* Exercise task
Output the entries below exactly as written, omitting pictures.

********

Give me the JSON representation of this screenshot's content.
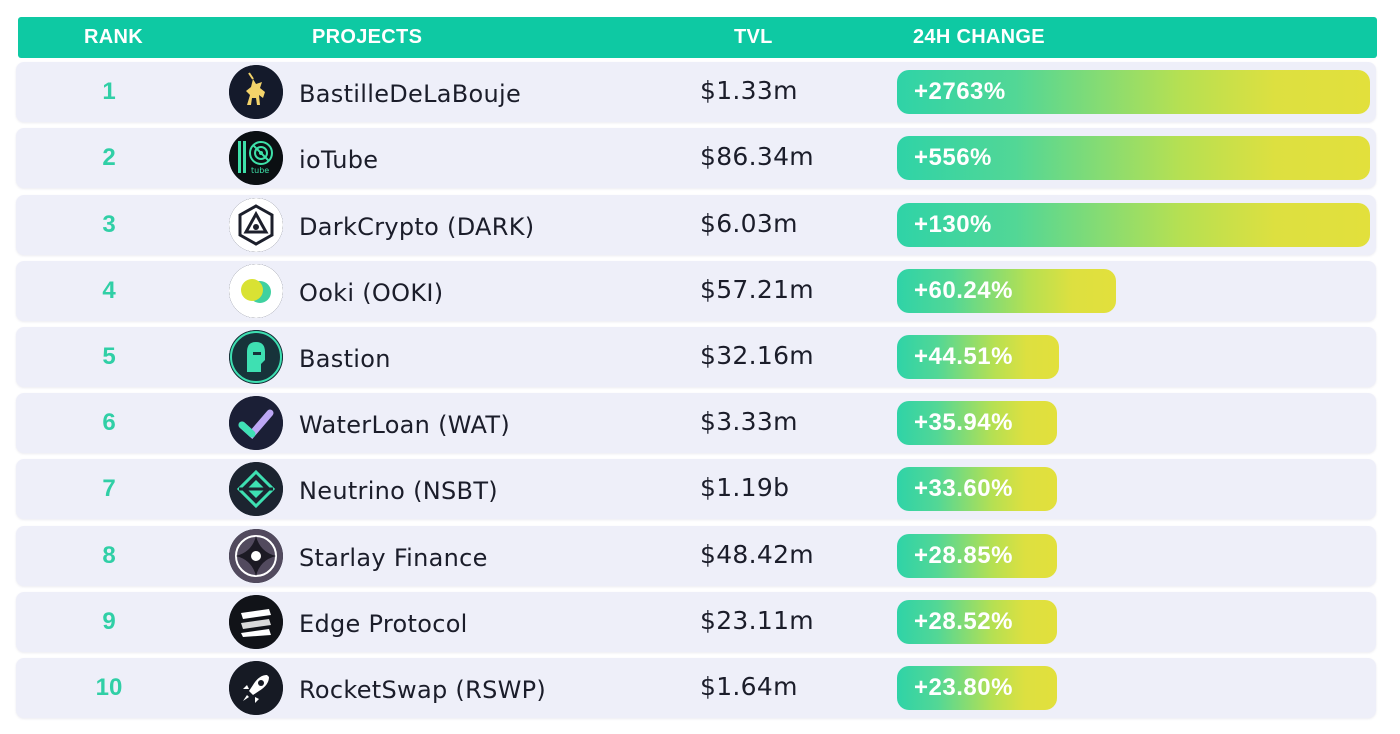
{
  "header": {
    "rank": "RANK",
    "projects": "PROJECTS",
    "tvl": "TVL",
    "change": "24H CHANGE"
  },
  "colors": {
    "header_bg": "#0ec9a3",
    "rank_text": "#30cfa6",
    "row_bg": "#eeeff9",
    "bar_start": "#2fd3a7",
    "bar_end": "#e2e03c"
  },
  "chart_data": {
    "type": "table",
    "bar_axis_max_percent": 130,
    "rows": [
      {
        "rank": "1",
        "project": "BastilleDeLaBouje",
        "tvl": "$1.33m",
        "change": "+2763%",
        "change_value": 2763,
        "logo": "unicorn-icon"
      },
      {
        "rank": "2",
        "project": "ioTube",
        "tvl": "$86.34m",
        "change": "+556%",
        "change_value": 556,
        "logo": "iotube-icon"
      },
      {
        "rank": "3",
        "project": "DarkCrypto (DARK)",
        "tvl": "$6.03m",
        "change": "+130%",
        "change_value": 130,
        "logo": "darkcrypto-icon"
      },
      {
        "rank": "4",
        "project": "Ooki (OOKI)",
        "tvl": "$57.21m",
        "change": "+60.24%",
        "change_value": 60.24,
        "logo": "ooki-icon"
      },
      {
        "rank": "5",
        "project": "Bastion",
        "tvl": "$32.16m",
        "change": "+44.51%",
        "change_value": 44.51,
        "logo": "bastion-icon"
      },
      {
        "rank": "6",
        "project": "WaterLoan (WAT)",
        "tvl": "$3.33m",
        "change": "+35.94%",
        "change_value": 35.94,
        "logo": "checkmark-icon"
      },
      {
        "rank": "7",
        "project": "Neutrino (NSBT)",
        "tvl": "$1.19b",
        "change": "+33.60%",
        "change_value": 33.6,
        "logo": "neutrino-icon"
      },
      {
        "rank": "8",
        "project": "Starlay Finance",
        "tvl": "$48.42m",
        "change": "+28.85%",
        "change_value": 28.85,
        "logo": "starlay-icon"
      },
      {
        "rank": "9",
        "project": "Edge Protocol",
        "tvl": "$23.11m",
        "change": "+28.52%",
        "change_value": 28.52,
        "logo": "edge-icon"
      },
      {
        "rank": "10",
        "project": "RocketSwap (RSWP)",
        "tvl": "$1.64m",
        "change": "+23.80%",
        "change_value": 23.8,
        "logo": "rocket-icon"
      }
    ]
  }
}
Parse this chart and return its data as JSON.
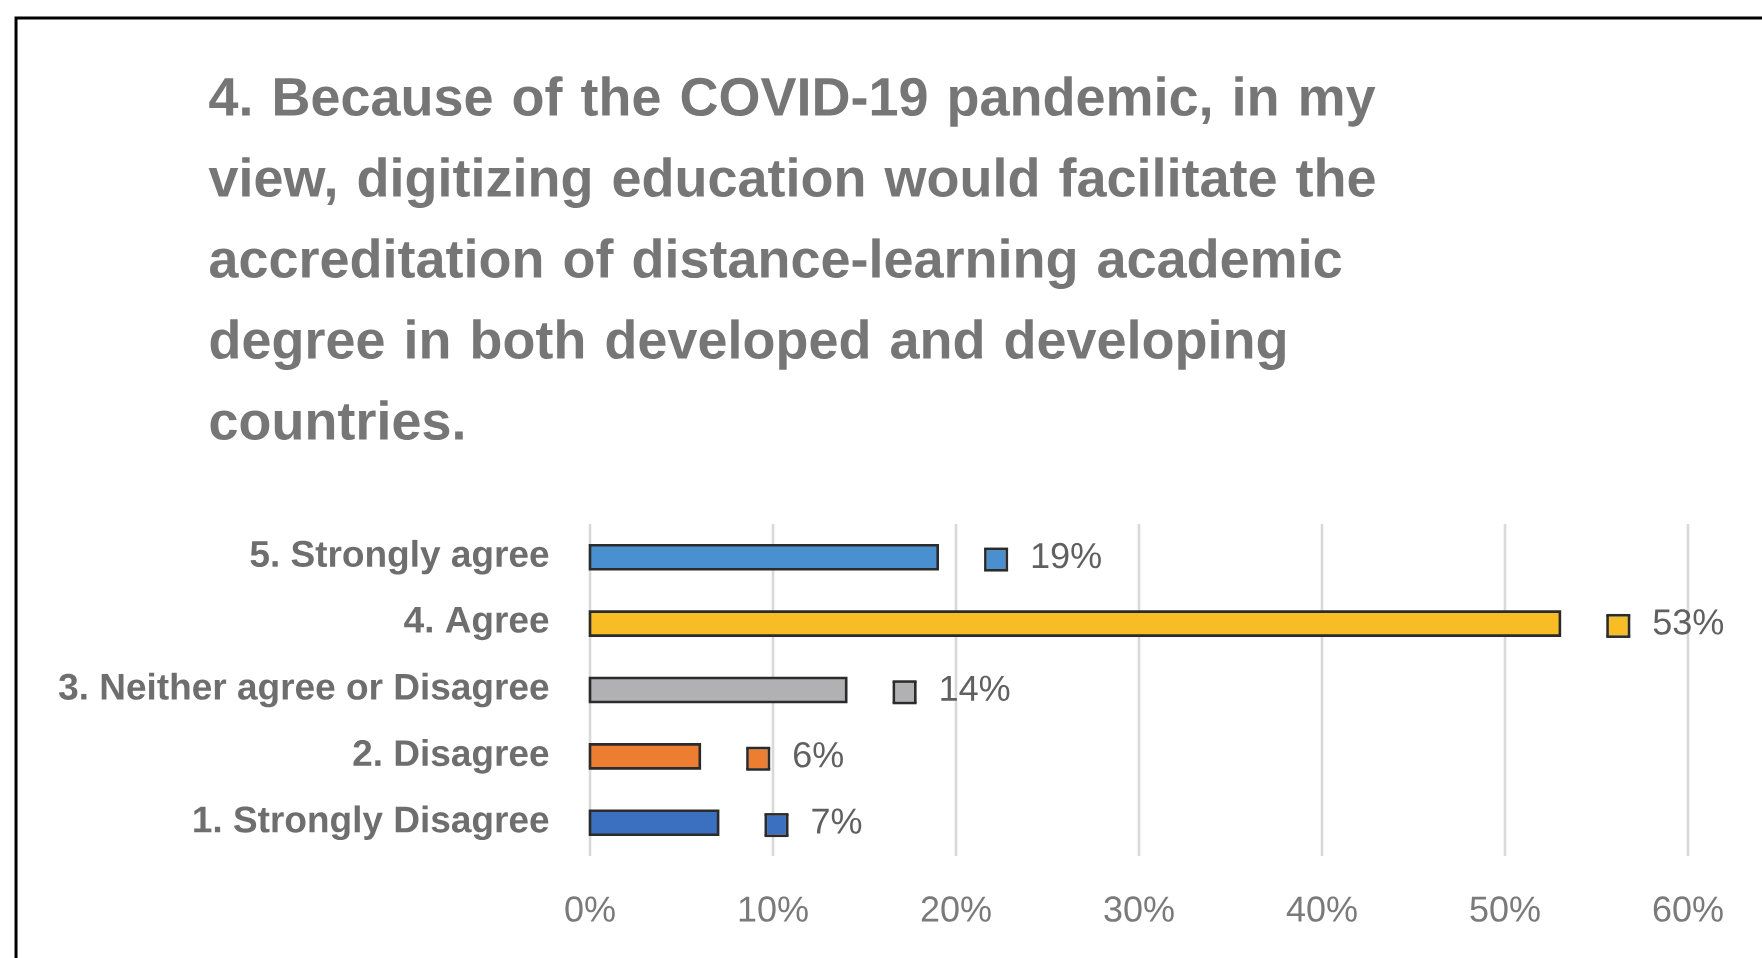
{
  "chart_data": {
    "type": "bar",
    "orientation": "horizontal",
    "title": "4. Because of the COVID-19 pandemic, in my view, digitizing education would facilitate the accreditation of distance-learning academic degree in both developed and developing countries.",
    "categories": [
      "5. Strongly agree",
      "4. Agree",
      "3. Neither agree or Disagree",
      "2. Disagree",
      "1. Strongly Disagree"
    ],
    "values": [
      19,
      53,
      14,
      6,
      7
    ],
    "colors": [
      "#4a90d0",
      "#f8bd25",
      "#b1b1b3",
      "#ed7d31",
      "#3b6fbf"
    ],
    "value_labels": [
      "19%",
      "53%",
      "14%",
      "6%",
      "7%"
    ],
    "xlim": [
      0,
      60
    ],
    "xticks": [
      {
        "value": 0,
        "label": "0%"
      },
      {
        "value": 10,
        "label": "10%"
      },
      {
        "value": 20,
        "label": "20%"
      },
      {
        "value": 30,
        "label": "30%"
      },
      {
        "value": 40,
        "label": "40%"
      },
      {
        "value": 50,
        "label": "50%"
      },
      {
        "value": 60,
        "label": "60%"
      }
    ],
    "grid": "x"
  }
}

********

* Task output
Give me the JSON representation of this screenshot's content.
{
  "header": {
    "rank": "RANK",
    "projects": "PROJECTS",
    "tvl": "TVL",
    "change": "24H CHANGE"
  },
  "colors": {
    "header_bg": "#0ec9a3",
    "rank_text": "#30cfa6",
    "row_bg": "#eeeff9",
    "bar_start": "#2fd3a7",
    "bar_end": "#e2e03c"
  },
  "chart_data": {
    "type": "table",
    "bar_axis_max_percent": 130,
    "rows": [
      {
        "rank": "1",
        "project": "BastilleDeLaBouje",
        "tvl": "$1.33m",
        "change": "+2763%",
        "change_value": 2763,
        "logo": "unicorn-icon"
      },
      {
        "rank": "2",
        "project": "ioTube",
        "tvl": "$86.34m",
        "change": "+556%",
        "change_value": 556,
        "logo": "iotube-icon"
      },
      {
        "rank": "3",
        "project": "DarkCrypto (DARK)",
        "tvl": "$6.03m",
        "change": "+130%",
        "change_value": 130,
        "logo": "darkcrypto-icon"
      },
      {
        "rank": "4",
        "project": "Ooki (OOKI)",
        "tvl": "$57.21m",
        "change": "+60.24%",
        "change_value": 60.24,
        "logo": "ooki-icon"
      },
      {
        "rank": "5",
        "project": "Bastion",
        "tvl": "$32.16m",
        "change": "+44.51%",
        "change_value": 44.51,
        "logo": "bastion-icon"
      },
      {
        "rank": "6",
        "project": "WaterLoan (WAT)",
        "tvl": "$3.33m",
        "change": "+35.94%",
        "change_value": 35.94,
        "logo": "checkmark-icon"
      },
      {
        "rank": "7",
        "project": "Neutrino (NSBT)",
        "tvl": "$1.19b",
        "change": "+33.60%",
        "change_value": 33.6,
        "logo": "neutrino-icon"
      },
      {
        "rank": "8",
        "project": "Starlay Finance",
        "tvl": "$48.42m",
        "change": "+28.85%",
        "change_value": 28.85,
        "logo": "starlay-icon"
      },
      {
        "rank": "9",
        "project": "Edge Protocol",
        "tvl": "$23.11m",
        "change": "+28.52%",
        "change_value": 28.52,
        "logo": "edge-icon"
      },
      {
        "rank": "10",
        "project": "RocketSwap (RSWP)",
        "tvl": "$1.64m",
        "change": "+23.80%",
        "change_value": 23.8,
        "logo": "rocket-icon"
      }
    ]
  }
}
Parse this chart and return its data as JSON.
{
  "chart_data": {
    "type": "bar",
    "orientation": "horizontal",
    "title": "4. Because of the COVID-19 pandemic, in my view, digitizing education would facilitate the accreditation of distance-learning academic degree in both developed and developing countries.",
    "categories": [
      "5. Strongly agree",
      "4. Agree",
      "3. Neither agree or Disagree",
      "2. Disagree",
      "1. Strongly Disagree"
    ],
    "values": [
      19,
      53,
      14,
      6,
      7
    ],
    "colors": [
      "#4a90d0",
      "#f8bd25",
      "#b1b1b3",
      "#ed7d31",
      "#3b6fbf"
    ],
    "value_labels": [
      "19%",
      "53%",
      "14%",
      "6%",
      "7%"
    ],
    "xlim": [
      0,
      60
    ],
    "xticks": [
      {
        "value": 0,
        "label": "0%"
      },
      {
        "value": 10,
        "label": "10%"
      },
      {
        "value": 20,
        "label": "20%"
      },
      {
        "value": 30,
        "label": "30%"
      },
      {
        "value": 40,
        "label": "40%"
      },
      {
        "value": 50,
        "label": "50%"
      },
      {
        "value": 60,
        "label": "60%"
      }
    ],
    "grid": "x"
  }
}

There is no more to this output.